──────── DATA SECTION ────────
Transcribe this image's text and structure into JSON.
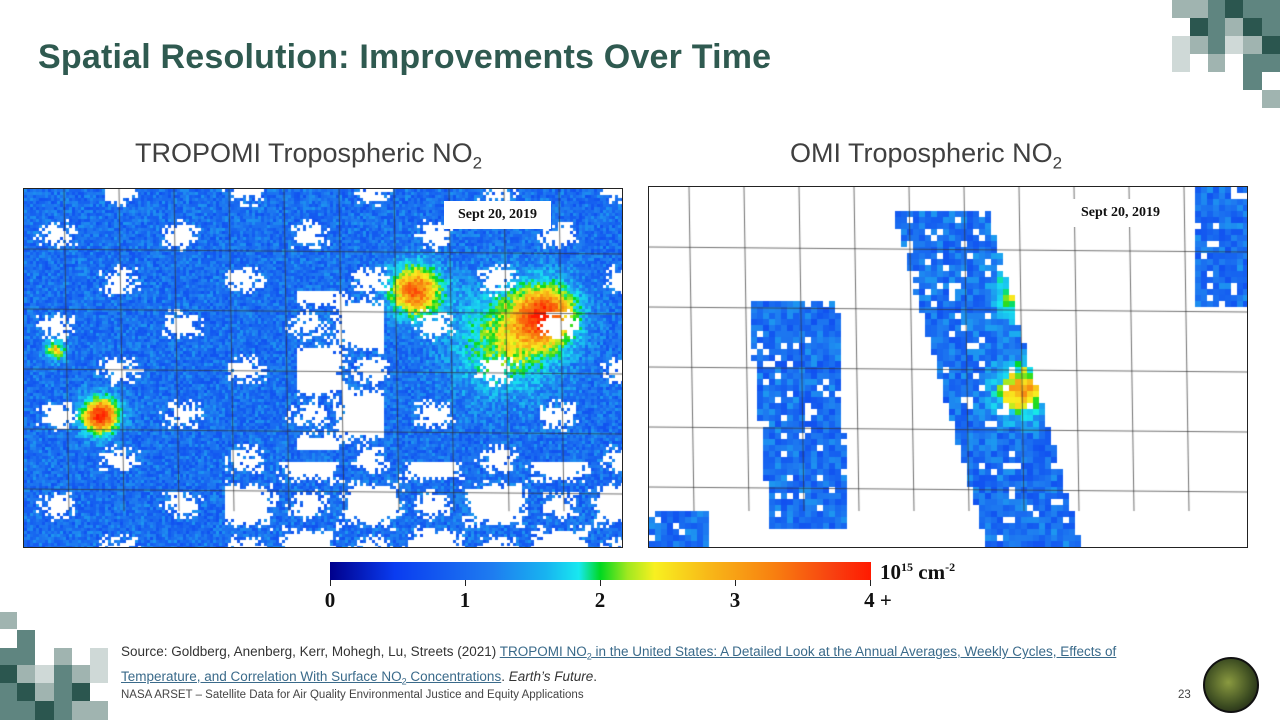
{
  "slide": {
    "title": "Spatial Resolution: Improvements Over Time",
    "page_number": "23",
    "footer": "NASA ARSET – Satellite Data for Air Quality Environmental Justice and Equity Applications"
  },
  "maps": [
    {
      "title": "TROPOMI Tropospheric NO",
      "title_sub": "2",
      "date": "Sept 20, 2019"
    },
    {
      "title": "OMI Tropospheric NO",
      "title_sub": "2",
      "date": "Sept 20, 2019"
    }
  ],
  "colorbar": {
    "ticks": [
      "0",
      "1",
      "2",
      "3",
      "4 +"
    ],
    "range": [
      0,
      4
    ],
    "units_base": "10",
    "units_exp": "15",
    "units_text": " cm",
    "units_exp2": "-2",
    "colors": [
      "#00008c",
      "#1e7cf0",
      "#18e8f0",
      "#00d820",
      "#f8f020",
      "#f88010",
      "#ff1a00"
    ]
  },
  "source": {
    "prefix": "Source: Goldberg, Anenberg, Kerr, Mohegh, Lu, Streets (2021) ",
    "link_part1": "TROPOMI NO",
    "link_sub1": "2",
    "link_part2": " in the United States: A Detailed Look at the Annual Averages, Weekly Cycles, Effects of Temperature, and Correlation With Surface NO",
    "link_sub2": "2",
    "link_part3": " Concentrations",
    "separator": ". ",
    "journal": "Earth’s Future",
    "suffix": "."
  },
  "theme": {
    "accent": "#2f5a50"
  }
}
────────
* WHAT IS EXPECTED: Give back the whole listing as it stands, minus its pictures.

* SOLVED EXERCISE:
Transcribe this image's text and structure into JSON.
{
  "slide": {
    "title": "Spatial Resolution: Improvements Over Time",
    "page_number": "23",
    "footer": "NASA ARSET – Satellite Data for Air Quality Environmental Justice and Equity Applications"
  },
  "maps": [
    {
      "title": "TROPOMI Tropospheric NO",
      "title_sub": "2",
      "date": "Sept 20, 2019"
    },
    {
      "title": "OMI Tropospheric NO",
      "title_sub": "2",
      "date": "Sept 20, 2019"
    }
  ],
  "colorbar": {
    "ticks": [
      "0",
      "1",
      "2",
      "3",
      "4 +"
    ],
    "range": [
      0,
      4
    ],
    "units_base": "10",
    "units_exp": "15",
    "units_text": " cm",
    "units_exp2": "-2",
    "colors": [
      "#00008c",
      "#1e7cf0",
      "#18e8f0",
      "#00d820",
      "#f8f020",
      "#f88010",
      "#ff1a00"
    ]
  },
  "source": {
    "prefix": "Source: Goldberg, Anenberg, Kerr, Mohegh, Lu, Streets (2021) ",
    "link_part1": "TROPOMI NO",
    "link_sub1": "2",
    "link_part2": " in the United States: A Detailed Look at the Annual Averages, Weekly Cycles, Effects of Temperature, and Correlation With Surface NO",
    "link_sub2": "2",
    "link_part3": " Concentrations",
    "separator": ". ",
    "journal": "Earth’s Future",
    "suffix": "."
  },
  "theme": {
    "accent": "#2f5a50"
  }
}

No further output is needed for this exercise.